_INSTRUCTIONS TO FOLLOW_
Please copy the records below word for word, starting at their first line and stopping after the line that contains "measure: 5 6 i 5".
═══ MATERIAL PROVIDED
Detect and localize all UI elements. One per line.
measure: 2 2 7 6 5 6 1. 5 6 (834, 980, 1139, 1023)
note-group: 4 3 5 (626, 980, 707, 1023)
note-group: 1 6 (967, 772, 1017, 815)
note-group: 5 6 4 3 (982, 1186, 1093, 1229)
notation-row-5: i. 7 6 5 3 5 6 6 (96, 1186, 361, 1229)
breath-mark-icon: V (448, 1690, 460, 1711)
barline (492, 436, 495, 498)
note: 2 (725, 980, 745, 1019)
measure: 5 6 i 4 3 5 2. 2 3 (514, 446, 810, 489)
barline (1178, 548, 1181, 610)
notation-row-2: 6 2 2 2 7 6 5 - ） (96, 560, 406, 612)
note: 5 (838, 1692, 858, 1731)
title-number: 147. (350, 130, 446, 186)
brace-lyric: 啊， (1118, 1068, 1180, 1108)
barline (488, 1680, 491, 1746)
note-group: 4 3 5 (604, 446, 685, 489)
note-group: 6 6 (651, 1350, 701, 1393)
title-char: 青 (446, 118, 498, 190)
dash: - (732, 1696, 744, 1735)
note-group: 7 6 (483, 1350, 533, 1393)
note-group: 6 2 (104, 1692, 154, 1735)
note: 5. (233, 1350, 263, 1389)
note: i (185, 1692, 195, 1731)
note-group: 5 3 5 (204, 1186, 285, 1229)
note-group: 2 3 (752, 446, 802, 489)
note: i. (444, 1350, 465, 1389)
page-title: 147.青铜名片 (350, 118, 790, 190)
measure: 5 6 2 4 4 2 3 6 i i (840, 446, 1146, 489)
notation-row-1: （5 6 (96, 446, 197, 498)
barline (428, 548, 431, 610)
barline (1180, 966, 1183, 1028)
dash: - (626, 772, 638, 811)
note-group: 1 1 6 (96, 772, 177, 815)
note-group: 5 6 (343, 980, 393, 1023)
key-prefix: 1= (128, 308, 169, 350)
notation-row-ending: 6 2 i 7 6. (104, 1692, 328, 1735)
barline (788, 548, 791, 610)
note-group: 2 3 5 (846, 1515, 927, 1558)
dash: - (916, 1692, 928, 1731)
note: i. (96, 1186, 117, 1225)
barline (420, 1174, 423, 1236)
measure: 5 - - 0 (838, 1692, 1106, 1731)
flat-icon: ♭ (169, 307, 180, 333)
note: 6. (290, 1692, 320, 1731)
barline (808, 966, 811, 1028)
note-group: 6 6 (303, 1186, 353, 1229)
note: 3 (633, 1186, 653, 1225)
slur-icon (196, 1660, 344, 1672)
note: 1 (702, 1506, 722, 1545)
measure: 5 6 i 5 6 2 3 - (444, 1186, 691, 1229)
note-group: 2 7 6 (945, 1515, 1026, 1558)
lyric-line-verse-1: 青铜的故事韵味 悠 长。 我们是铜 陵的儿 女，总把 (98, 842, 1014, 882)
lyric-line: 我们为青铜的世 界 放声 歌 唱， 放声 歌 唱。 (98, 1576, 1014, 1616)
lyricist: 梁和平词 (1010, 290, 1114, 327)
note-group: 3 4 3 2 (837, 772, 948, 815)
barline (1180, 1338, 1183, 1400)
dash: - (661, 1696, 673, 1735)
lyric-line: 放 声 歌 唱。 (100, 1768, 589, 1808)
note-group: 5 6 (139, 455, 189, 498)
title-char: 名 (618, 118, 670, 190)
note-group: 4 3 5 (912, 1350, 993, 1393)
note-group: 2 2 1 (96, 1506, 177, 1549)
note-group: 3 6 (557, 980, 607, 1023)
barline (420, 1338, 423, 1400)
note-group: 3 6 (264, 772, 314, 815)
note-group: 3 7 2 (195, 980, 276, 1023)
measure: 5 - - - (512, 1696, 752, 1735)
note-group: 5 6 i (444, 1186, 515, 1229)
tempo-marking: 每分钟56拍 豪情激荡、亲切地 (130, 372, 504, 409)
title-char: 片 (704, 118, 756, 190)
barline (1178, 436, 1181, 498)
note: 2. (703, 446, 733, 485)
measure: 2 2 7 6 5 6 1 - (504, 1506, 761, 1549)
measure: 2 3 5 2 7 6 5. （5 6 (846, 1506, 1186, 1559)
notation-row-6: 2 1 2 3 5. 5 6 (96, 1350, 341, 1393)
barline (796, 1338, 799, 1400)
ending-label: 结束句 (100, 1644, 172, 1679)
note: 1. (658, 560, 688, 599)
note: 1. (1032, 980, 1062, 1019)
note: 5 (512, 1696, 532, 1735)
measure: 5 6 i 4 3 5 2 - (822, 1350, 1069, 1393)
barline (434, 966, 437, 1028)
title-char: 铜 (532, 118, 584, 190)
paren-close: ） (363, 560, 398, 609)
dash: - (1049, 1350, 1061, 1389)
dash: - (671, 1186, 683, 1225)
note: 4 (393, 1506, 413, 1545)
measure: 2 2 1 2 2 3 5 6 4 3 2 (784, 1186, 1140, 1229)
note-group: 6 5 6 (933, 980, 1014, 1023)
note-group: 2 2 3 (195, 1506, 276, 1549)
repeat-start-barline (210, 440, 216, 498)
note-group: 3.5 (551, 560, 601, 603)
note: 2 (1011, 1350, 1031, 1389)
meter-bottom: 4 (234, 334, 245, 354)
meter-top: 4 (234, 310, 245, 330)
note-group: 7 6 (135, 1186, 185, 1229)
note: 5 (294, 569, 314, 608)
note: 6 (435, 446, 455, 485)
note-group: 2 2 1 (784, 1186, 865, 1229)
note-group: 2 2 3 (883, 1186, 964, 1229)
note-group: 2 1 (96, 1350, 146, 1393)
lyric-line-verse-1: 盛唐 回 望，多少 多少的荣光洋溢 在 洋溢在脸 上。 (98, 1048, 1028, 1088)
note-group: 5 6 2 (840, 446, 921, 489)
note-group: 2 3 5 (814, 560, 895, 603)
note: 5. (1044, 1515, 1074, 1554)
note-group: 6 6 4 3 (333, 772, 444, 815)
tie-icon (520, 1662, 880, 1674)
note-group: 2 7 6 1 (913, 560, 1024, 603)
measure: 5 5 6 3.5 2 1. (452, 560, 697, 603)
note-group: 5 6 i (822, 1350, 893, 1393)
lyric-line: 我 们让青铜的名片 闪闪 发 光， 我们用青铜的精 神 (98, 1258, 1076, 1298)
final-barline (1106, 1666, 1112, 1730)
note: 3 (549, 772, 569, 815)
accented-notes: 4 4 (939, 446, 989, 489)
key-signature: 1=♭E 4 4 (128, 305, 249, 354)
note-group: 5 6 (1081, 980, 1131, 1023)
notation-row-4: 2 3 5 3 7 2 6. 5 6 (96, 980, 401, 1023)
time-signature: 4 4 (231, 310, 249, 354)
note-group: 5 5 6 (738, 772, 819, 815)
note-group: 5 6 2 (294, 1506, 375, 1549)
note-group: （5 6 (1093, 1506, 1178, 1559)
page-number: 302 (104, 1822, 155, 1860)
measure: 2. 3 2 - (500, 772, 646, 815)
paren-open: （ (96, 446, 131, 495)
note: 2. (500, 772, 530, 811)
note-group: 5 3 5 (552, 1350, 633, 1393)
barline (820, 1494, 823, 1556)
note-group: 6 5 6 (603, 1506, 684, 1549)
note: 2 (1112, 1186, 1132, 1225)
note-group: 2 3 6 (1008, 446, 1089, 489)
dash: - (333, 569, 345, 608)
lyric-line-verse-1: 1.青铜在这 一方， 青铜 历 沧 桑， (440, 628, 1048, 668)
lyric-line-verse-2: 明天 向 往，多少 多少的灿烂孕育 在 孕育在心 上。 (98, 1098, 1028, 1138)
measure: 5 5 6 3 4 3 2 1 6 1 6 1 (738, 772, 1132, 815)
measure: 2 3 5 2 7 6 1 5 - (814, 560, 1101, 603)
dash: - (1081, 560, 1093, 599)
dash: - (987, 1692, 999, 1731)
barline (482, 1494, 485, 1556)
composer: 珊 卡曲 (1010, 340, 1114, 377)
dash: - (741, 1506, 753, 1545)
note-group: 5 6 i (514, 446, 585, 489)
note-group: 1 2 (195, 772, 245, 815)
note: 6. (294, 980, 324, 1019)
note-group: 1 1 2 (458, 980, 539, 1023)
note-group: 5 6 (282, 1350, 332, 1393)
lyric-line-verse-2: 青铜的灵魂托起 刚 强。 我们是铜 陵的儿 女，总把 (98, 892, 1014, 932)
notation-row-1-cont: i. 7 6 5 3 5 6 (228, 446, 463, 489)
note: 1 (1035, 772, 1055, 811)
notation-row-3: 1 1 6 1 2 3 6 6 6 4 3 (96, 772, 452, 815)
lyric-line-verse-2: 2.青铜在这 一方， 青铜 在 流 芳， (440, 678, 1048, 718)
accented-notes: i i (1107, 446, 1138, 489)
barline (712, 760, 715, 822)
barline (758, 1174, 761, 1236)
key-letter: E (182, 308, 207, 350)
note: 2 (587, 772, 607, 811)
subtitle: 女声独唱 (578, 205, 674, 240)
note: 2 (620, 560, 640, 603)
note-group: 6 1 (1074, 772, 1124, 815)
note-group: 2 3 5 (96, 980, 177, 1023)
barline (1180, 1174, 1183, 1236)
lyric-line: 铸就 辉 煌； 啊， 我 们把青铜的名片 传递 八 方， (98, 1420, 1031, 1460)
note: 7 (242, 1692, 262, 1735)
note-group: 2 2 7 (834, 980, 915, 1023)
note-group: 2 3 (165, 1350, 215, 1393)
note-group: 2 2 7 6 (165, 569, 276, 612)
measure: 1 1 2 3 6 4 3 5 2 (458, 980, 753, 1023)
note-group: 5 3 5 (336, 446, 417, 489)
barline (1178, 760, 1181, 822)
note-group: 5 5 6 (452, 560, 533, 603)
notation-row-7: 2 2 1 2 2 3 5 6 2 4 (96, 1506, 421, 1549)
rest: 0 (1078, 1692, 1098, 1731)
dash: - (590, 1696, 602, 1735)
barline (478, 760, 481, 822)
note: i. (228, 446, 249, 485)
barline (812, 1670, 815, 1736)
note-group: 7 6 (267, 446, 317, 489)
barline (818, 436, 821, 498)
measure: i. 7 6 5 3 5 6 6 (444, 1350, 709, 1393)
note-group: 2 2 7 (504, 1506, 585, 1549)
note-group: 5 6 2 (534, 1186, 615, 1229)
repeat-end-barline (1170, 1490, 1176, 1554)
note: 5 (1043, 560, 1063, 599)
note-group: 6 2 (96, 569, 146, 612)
══════
_CORRECT RESULT_
Detect and localize all UI elements. One per line.
measure: 2 2 7 6 5 6 1. 5 6 (834, 980, 1139, 1023)
note-group: 4 3 5 (626, 980, 707, 1023)
note-group: 1 6 (967, 772, 1017, 815)
note-group: 5 6 4 3 (982, 1186, 1093, 1229)
notation-row-5: i. 7 6 5 3 5 6 6 (96, 1186, 361, 1229)
breath-mark-icon: V (448, 1690, 460, 1711)
barline (492, 436, 495, 498)
note: 2 (725, 980, 745, 1019)
measure: 5 6 i 4 3 5 2. 2 3 (514, 446, 810, 489)
barline (1178, 548, 1181, 610)
notation-row-2: 6 2 2 2 7 6 5 - ） (96, 560, 406, 612)
note: 5 (838, 1692, 858, 1731)
title-number: 147. (350, 130, 446, 186)
brace-lyric: 啊， (1118, 1068, 1180, 1108)
barline (488, 1680, 491, 1746)
note-group: 4 3 5 (604, 446, 685, 489)
note-group: 6 6 (651, 1350, 701, 1393)
title-char: 青 (446, 118, 498, 190)
dash: - (732, 1696, 744, 1735)
note-group: 7 6 (483, 1350, 533, 1393)
note-group: 6 2 (104, 1692, 154, 1735)
note: 5. (233, 1350, 263, 1389)
note: i (185, 1692, 195, 1731)
note-group: 5 3 5 (204, 1186, 285, 1229)
note-group: 2 3 (752, 446, 802, 489)
note: i. (444, 1350, 465, 1389)
page-title: 147.青铜名片 (350, 118, 790, 190)
measure: 5 6 2 4 4 2 3 6 i i (840, 446, 1146, 489)
notation-row-1: （5 6 (96, 446, 197, 498)
barline (428, 548, 431, 610)
barline (1180, 966, 1183, 1028)
dash: - (626, 772, 638, 811)
note-group: 1 1 6 (96, 772, 177, 815)
note-group: 5 6 (343, 980, 393, 1023)
key-prefix: 1= (128, 308, 169, 350)
notation-row-ending: 6 2 i 7 6. (104, 1692, 328, 1735)
barline (788, 548, 791, 610)
note-group: 2 3 5 (846, 1515, 927, 1558)
dash: - (916, 1692, 928, 1731)
note: i. (96, 1186, 117, 1225)
barline (420, 1174, 423, 1236)
measure: 5 - - 0 (838, 1692, 1106, 1731)
flat-icon: ♭ (169, 307, 180, 333)
note: 6. (290, 1692, 320, 1731)
barline (808, 966, 811, 1028)
note-group: 6 6 (303, 1186, 353, 1229)
note: 3 (633, 1186, 653, 1225)
slur-icon (196, 1660, 344, 1672)
note: 1 (702, 1506, 722, 1545)
measure: 5 6 i 5 6 2 3 - (444, 1186, 691, 1229)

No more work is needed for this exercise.